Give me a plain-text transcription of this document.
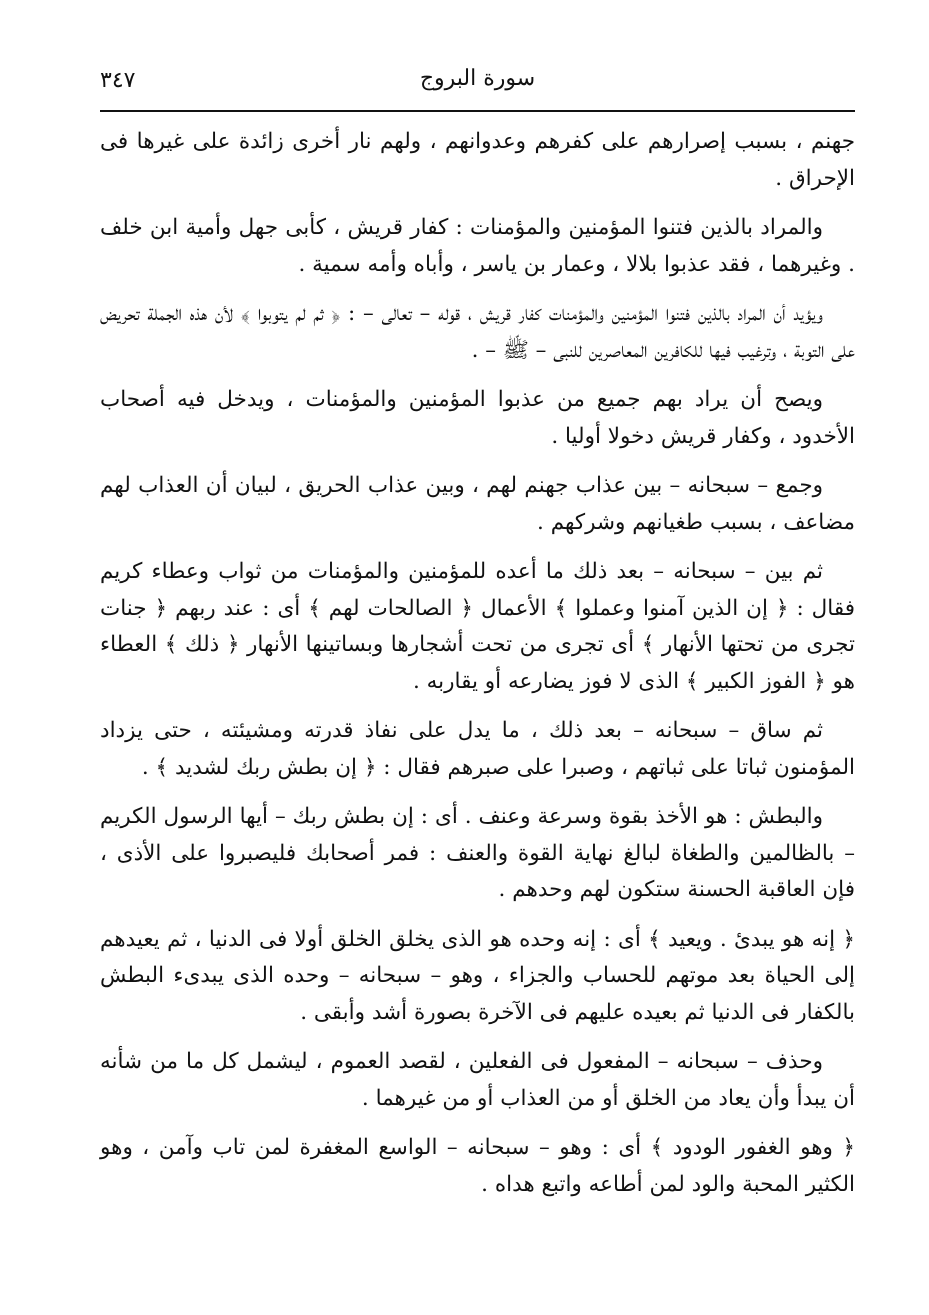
سورة البروج
٣٤٧

جهنم ، بسبب إصرارهم على كفرهم وعدوانهم ، ولهم نار أخرى زائدة على غيرها فى الإحراق .

والمراد بالذين فتنوا المؤمنين والمؤمنات : كفار قريش ، كأبى جهل وأمية ابن خلف . وغيرهما ، فقد عذبوا بلالا ، وعمار بن ياسر ، وأباه وأمه سمية .

ويؤيد أن المراد بالذين فتنوا المؤمنين والمؤمنات كفار قريش ، قوله – تعالى – : ﴿ ثم لم يتوبوا ﴾ لأن هذه الجملة تحريض على التوبة ، وترغيب فيها للكافرين المعاصرين للنبى – ﷺ – .

ويصح أن يراد بهم جميع من عذبوا المؤمنين والمؤمنات ، ويدخل فيه أصحاب الأخدود ، وكفار قريش دخولا أوليا .

وجمع – سبحانه – بين عذاب جهنم لهم ، وبين عذاب الحريق ، لبيان أن العذاب لهم مضاعف ، بسبب طغيانهم وشركهم .

ثم بين – سبحانه – بعد ذلك ما أعده للمؤمنين والمؤمنات من ثواب وعطاء كريم فقال : ﴿ إن الذين آمنوا وعملوا ﴾ الأعمال ﴿ الصالحات لهم ﴾ أى : عند ربهم ﴿ جنات تجرى من تحتها الأنهار ﴾ أى تجرى من تحت أشجارها وبساتينها الأنهار ﴿ ذلك ﴾ العطاء هو ﴿ الفوز الكبير ﴾ الذى لا فوز يضارعه أو يقاربه .

ثم ساق – سبحانه – بعد ذلك ، ما يدل على نفاذ قدرته ومشيئته ، حتى يزداد المؤمنون ثباتا على ثباتهم ، وصبرا على صبرهم فقال : ﴿ إن بطش ربك لشديد ﴾ .

والبطش : هو الأخذ بقوة وسرعة وعنف . أى : إن بطش ربك – أيها الرسول الكريم – بالظالمين والطغاة لبالغ نهاية القوة والعنف : فمر أصحابك فليصبروا على الأذى ، فإن العاقبة الحسنة ستكون لهم وحدهم .

﴿ إنه هو يبدئ . ويعيد ﴾ أى : إنه وحده هو الذى يخلق الخلق أولا فى الدنيا ، ثم يعيدهم إلى الحياة بعد موتهم للحساب والجزاء ، وهو – سبحانه – وحده الذى يبدىء البطش بالكفار فى الدنيا ثم بعيده عليهم فى الآخرة بصورة أشد وأبقى .

وحذف – سبحانه – المفعول فى الفعلين ، لقصد العموم ، ليشمل كل ما من شأنه أن يبدأ وأن يعاد من الخلق أو من العذاب أو من غيرهما .

﴿ وهو الغفور الودود ﴾ أى : وهو – سبحانه – الواسع المغفرة لمن تاب وآمن ، وهو الكثير المحبة والود لمن أطاعه واتبع هداه .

☆ ☆ ☆ ☆

■ TASK REQUIREMENTS
Reproduce the full listing faithfully, but do not carry over any pictures.

■ RESPONSE
Give me a plain-text transcription of this document.
سورة البروج
٣٤٧

جهنم ، بسبب إصرارهم على كفرهم وعدوانهم ، ولهم نار أخرى زائدة على غيرها فى الإحراق .

والمراد بالذين فتنوا المؤمنين والمؤمنات : كفار قريش ، كأبى جهل وأمية ابن خلف . وغيرهما ، فقد عذبوا بلالا ، وعمار بن ياسر ، وأباه وأمه سمية .

ويؤيد أن المراد بالذين فتنوا المؤمنين والمؤمنات كفار قريش ، قوله – تعالى – : ﴿ ثم لم يتوبوا ﴾ لأن هذه الجملة تحريض على التوبة ، وترغيب فيها للكافرين المعاصرين للنبى – ﷺ – .

ويصح أن يراد بهم جميع من عذبوا المؤمنين والمؤمنات ، ويدخل فيه أصحاب الأخدود ، وكفار قريش دخولا أوليا .

وجمع – سبحانه – بين عذاب جهنم لهم ، وبين عذاب الحريق ، لبيان أن العذاب لهم مضاعف ، بسبب طغيانهم وشركهم .

ثم بين – سبحانه – بعد ذلك ما أعده للمؤمنين والمؤمنات من ثواب وعطاء كريم فقال : ﴿ إن الذين آمنوا وعملوا ﴾ الأعمال ﴿ الصالحات لهم ﴾ أى : عند ربهم ﴿ جنات تجرى من تحتها الأنهار ﴾ أى تجرى من تحت أشجارها وبساتينها الأنهار ﴿ ذلك ﴾ العطاء هو ﴿ الفوز الكبير ﴾ الذى لا فوز يضارعه أو يقاربه .

ثم ساق – سبحانه – بعد ذلك ، ما يدل على نفاذ قدرته ومشيئته ، حتى يزداد المؤمنون ثباتا على ثباتهم ، وصبرا على صبرهم فقال : ﴿ إن بطش ربك لشديد ﴾ .

والبطش : هو الأخذ بقوة وسرعة وعنف . أى : إن بطش ربك – أيها الرسول الكريم – بالظالمين والطغاة لبالغ نهاية القوة والعنف : فمر أصحابك فليصبروا على الأذى ، فإن العاقبة الحسنة ستكون لهم وحدهم .

﴿ إنه هو يبدئ . ويعيد ﴾ أى : إنه وحده هو الذى يخلق الخلق أولا فى الدنيا ، ثم يعيدهم إلى الحياة بعد موتهم للحساب والجزاء ، وهو – سبحانه – وحده الذى يبدىء البطش بالكفار فى الدنيا ثم بعيده عليهم فى الآخرة بصورة أشد وأبقى .

وحذف – سبحانه – المفعول فى الفعلين ، لقصد العموم ، ليشمل كل ما من شأنه أن يبدأ وأن يعاد من الخلق أو من العذاب أو من غيرهما .

﴿ وهو الغفور الودود ﴾ أى : وهو – سبحانه – الواسع المغفرة لمن تاب وآمن ، وهو الكثير المحبة والود لمن أطاعه واتبع هداه .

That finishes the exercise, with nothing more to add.